_Ihre Aufgabe_:
Wie viele Floppys ließen sich laut dem Auszug über die Atari-Computer dank des SIO-Bus anschließen?

_Seitenauszug_:
== == ==
Letztere konnten dank des 300$ teuren Atari-Kassettenlaufwerks 410 abgespielt werden. Per Befehl konnte der Computer sogar den Laufwerksmotor abstellen. Das Atari 410 konnte zwei unterschiedliche Tracks vom Band abspielen. Während ein Programmteil geladen wurde erklang über den Lautsprecher normale Music oder Sprache. Gedacht war dieses Feature für Lernprogramme, ausgiebig genutzt wurde es nie. Für Spiele erwies sich die „halbierte“ Kassette als unpraktisch: Tape Speeder, auf dem C64 z.B. gang und gäbe galten auf den Ataris lange Zeit als unmöglich. Das nichts unmöglich ist, zeigten später Atari-Fans aus der DDR, die mit einer kleinen Hardware-Schaltung das Kassettenlaufwerk um Faktor 10 beschleunigten.

Atari war selber einer der größten Software-Produzenten für das noch junge System. Neben unzähligen Spielen veröffentlichte Atari mit „Word Processor“ ein Textverarbeitungssystem mit Einführungslehrgang auf Kassette.

Auch die damals dominierende Tabellenkalkulation Visicalc erschien für den Atari.

Zusammen mit den Computern stellte Atari auch ein Diskettenlaufwerk (Floppy) vor. Das Atari 810 konnte 88 KB auf Disketten speichern und dank des durchgeführten SIO-Bus konnten bis zu vier Floppys angeschlossen werden. Im massiven Gehäuse ist auch der Floppycontroller enthalten.
== == ==
Daten zur Platzierung der Elemente:
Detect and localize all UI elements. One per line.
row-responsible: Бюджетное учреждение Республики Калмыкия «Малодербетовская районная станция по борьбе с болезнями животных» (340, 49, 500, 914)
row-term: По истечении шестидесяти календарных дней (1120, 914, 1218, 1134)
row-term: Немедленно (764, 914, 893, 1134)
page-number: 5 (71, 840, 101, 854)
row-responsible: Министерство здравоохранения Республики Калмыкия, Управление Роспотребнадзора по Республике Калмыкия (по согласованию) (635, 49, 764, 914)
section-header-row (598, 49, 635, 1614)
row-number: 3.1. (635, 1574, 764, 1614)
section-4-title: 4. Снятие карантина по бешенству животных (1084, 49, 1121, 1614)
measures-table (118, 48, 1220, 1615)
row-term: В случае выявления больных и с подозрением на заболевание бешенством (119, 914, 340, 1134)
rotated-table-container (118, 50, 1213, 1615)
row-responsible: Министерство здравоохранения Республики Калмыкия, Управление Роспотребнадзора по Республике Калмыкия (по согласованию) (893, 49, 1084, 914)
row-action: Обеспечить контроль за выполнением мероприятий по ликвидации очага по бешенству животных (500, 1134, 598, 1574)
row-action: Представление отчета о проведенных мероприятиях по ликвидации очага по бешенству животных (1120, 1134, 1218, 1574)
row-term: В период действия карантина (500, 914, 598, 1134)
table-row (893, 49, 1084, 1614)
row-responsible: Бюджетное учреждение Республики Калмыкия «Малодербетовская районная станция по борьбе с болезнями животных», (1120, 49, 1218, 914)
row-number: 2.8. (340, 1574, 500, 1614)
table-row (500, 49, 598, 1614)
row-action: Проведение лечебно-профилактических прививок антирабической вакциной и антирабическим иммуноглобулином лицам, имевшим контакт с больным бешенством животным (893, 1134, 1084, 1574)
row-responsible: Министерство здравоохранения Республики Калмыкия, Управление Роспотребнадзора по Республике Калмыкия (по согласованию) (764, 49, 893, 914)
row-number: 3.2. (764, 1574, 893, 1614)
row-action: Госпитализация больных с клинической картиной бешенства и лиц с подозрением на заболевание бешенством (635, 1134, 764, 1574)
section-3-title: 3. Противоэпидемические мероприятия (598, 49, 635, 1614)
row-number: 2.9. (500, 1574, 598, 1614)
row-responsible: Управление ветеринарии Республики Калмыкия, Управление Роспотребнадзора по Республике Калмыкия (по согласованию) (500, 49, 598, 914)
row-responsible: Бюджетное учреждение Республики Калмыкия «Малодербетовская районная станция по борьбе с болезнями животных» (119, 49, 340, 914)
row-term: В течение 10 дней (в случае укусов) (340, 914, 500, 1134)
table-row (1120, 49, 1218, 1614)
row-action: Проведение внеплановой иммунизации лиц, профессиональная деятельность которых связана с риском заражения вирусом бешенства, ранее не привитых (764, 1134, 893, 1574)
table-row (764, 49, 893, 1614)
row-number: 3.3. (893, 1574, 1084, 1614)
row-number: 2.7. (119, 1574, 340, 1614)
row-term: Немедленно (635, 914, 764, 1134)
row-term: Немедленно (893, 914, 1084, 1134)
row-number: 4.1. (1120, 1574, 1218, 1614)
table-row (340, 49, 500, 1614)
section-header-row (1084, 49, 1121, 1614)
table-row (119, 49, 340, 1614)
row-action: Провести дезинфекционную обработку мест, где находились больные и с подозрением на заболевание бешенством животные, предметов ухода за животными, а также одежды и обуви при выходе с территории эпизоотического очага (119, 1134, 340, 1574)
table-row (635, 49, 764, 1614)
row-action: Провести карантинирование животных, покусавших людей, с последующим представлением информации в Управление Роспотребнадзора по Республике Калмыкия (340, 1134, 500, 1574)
== == ==
_Lösung_:
Bis zu vier.